▸ The problem
Reproduce the records. Keep every word exact and include no images.

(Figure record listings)

================================

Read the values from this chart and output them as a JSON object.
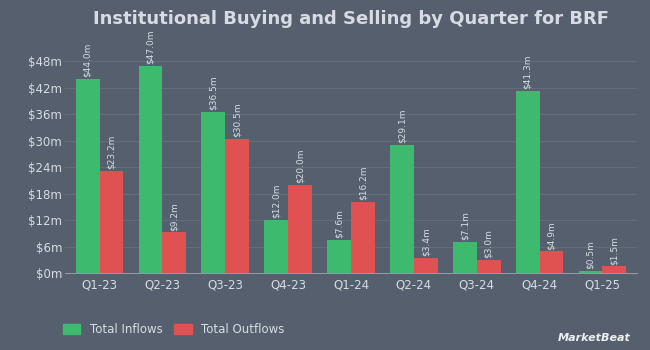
{
  "title": "Institutional Buying and Selling by Quarter for BRF",
  "quarters": [
    "Q1-23",
    "Q2-23",
    "Q3-23",
    "Q4-23",
    "Q1-24",
    "Q2-24",
    "Q3-24",
    "Q4-24",
    "Q1-25"
  ],
  "inflows": [
    44.0,
    47.0,
    36.5,
    12.0,
    7.6,
    29.1,
    7.1,
    41.3,
    0.5
  ],
  "outflows": [
    23.2,
    9.2,
    30.5,
    20.0,
    16.2,
    3.4,
    3.0,
    4.9,
    1.5
  ],
  "inflow_labels": [
    "$44.0m",
    "$47.0m",
    "$36.5m",
    "$12.0m",
    "$7.6m",
    "$29.1m",
    "$7.1m",
    "$41.3m",
    "$0.5m"
  ],
  "outflow_labels": [
    "$23.2m",
    "$9.2m",
    "$30.5m",
    "$20.0m",
    "$16.2m",
    "$3.4m",
    "$3.0m",
    "$4.9m",
    "$1.5m"
  ],
  "inflow_color": "#3dba6e",
  "outflow_color": "#e05252",
  "background_color": "#555f6e",
  "plot_bg_color": "#555f6e",
  "grid_color": "#666f7e",
  "text_color": "#d8dce2",
  "label_color": "#d8dce2",
  "title_fontsize": 13,
  "tick_fontsize": 8.5,
  "legend_fontsize": 8.5,
  "bar_label_fontsize": 6.5,
  "ylim": [
    0,
    54
  ],
  "yticks": [
    0,
    6,
    12,
    18,
    24,
    30,
    36,
    42,
    48
  ],
  "ytick_labels": [
    "$0m",
    "$6m",
    "$12m",
    "$18m",
    "$24m",
    "$30m",
    "$36m",
    "$42m",
    "$48m"
  ],
  "legend_labels": [
    "Total Inflows",
    "Total Outflows"
  ],
  "watermark": "MarketBeat"
}
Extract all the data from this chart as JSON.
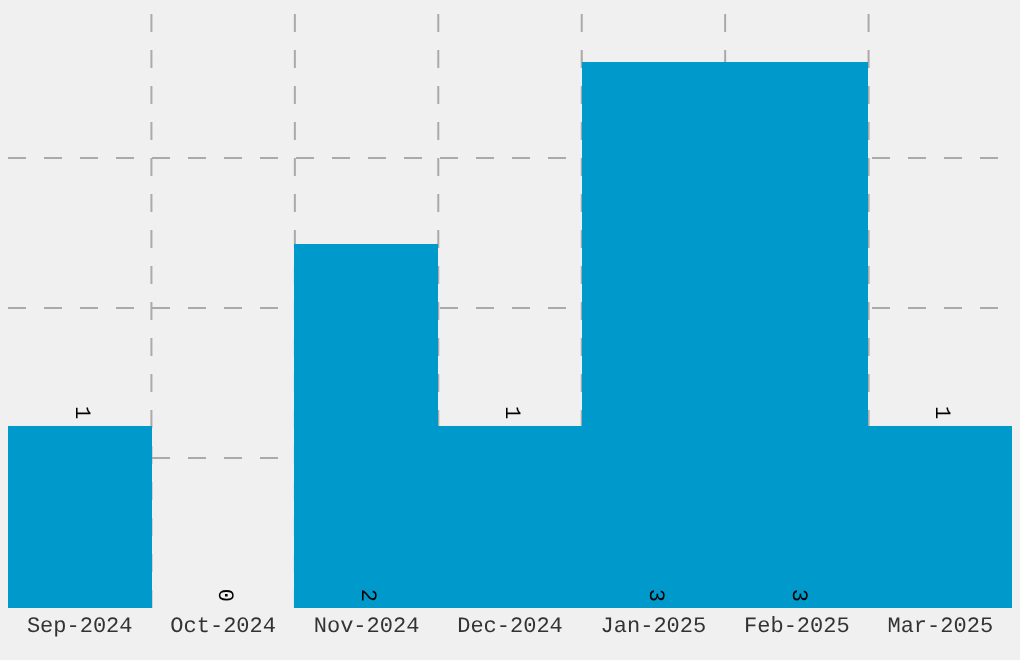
{
  "chart_data": {
    "type": "bar",
    "categories": [
      "Sep-2024",
      "Oct-2024",
      "Nov-2024",
      "Dec-2024",
      "Jan-2025",
      "Feb-2025",
      "Mar-2025"
    ],
    "values": [
      1,
      0,
      2,
      1,
      3,
      3,
      1
    ],
    "color": "#0099cc",
    "ylim": [
      0,
      3.3
    ],
    "yticks": [
      {
        "value": 0.825,
        "label": null
      },
      {
        "value": 1.65,
        "label": null
      },
      {
        "value": 2.475,
        "label": null
      }
    ],
    "tick_labels": "x",
    "grid": true,
    "data_labels": true
  }
}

================================

▸ Output for this exercise
Read the values from this chart and output them as a JSON object.
{
  "title": "Institutional Buying and Selling by Quarter for BRF",
  "quarters": [
    "Q1-23",
    "Q2-23",
    "Q3-23",
    "Q4-23",
    "Q1-24",
    "Q2-24",
    "Q3-24",
    "Q4-24",
    "Q1-25"
  ],
  "inflows": [
    44.0,
    47.0,
    36.5,
    12.0,
    7.6,
    29.1,
    7.1,
    41.3,
    0.5
  ],
  "outflows": [
    23.2,
    9.2,
    30.5,
    20.0,
    16.2,
    3.4,
    3.0,
    4.9,
    1.5
  ],
  "inflow_labels": [
    "$44.0m",
    "$47.0m",
    "$36.5m",
    "$12.0m",
    "$7.6m",
    "$29.1m",
    "$7.1m",
    "$41.3m",
    "$0.5m"
  ],
  "outflow_labels": [
    "$23.2m",
    "$9.2m",
    "$30.5m",
    "$20.0m",
    "$16.2m",
    "$3.4m",
    "$3.0m",
    "$4.9m",
    "$1.5m"
  ],
  "inflow_color": "#3dba6e",
  "outflow_color": "#e05252",
  "background_color": "#555f6e",
  "plot_bg_color": "#555f6e",
  "grid_color": "#666f7e",
  "text_color": "#d8dce2",
  "label_color": "#d8dce2",
  "title_fontsize": 13,
  "tick_fontsize": 8.5,
  "legend_fontsize": 8.5,
  "bar_label_fontsize": 6.5,
  "ylim": [
    0,
    54
  ],
  "yticks": [
    0,
    6,
    12,
    18,
    24,
    30,
    36,
    42,
    48
  ],
  "ytick_labels": [
    "$0m",
    "$6m",
    "$12m",
    "$18m",
    "$24m",
    "$30m",
    "$36m",
    "$42m",
    "$48m"
  ],
  "legend_labels": [
    "Total Inflows",
    "Total Outflows"
  ],
  "watermark": "MarketBeat"
}
Extract all the data from this chart as JSON.
{
  "chart_data": {
    "type": "bar",
    "categories": [
      "Sep-2024",
      "Oct-2024",
      "Nov-2024",
      "Dec-2024",
      "Jan-2025",
      "Feb-2025",
      "Mar-2025"
    ],
    "values": [
      1,
      0,
      2,
      1,
      3,
      3,
      1
    ],
    "color": "#0099cc",
    "ylim": [
      0,
      3.3
    ],
    "yticks": [
      {
        "value": 0.825,
        "label": null
      },
      {
        "value": 1.65,
        "label": null
      },
      {
        "value": 2.475,
        "label": null
      }
    ],
    "tick_labels": "x",
    "grid": true,
    "data_labels": true
  }
}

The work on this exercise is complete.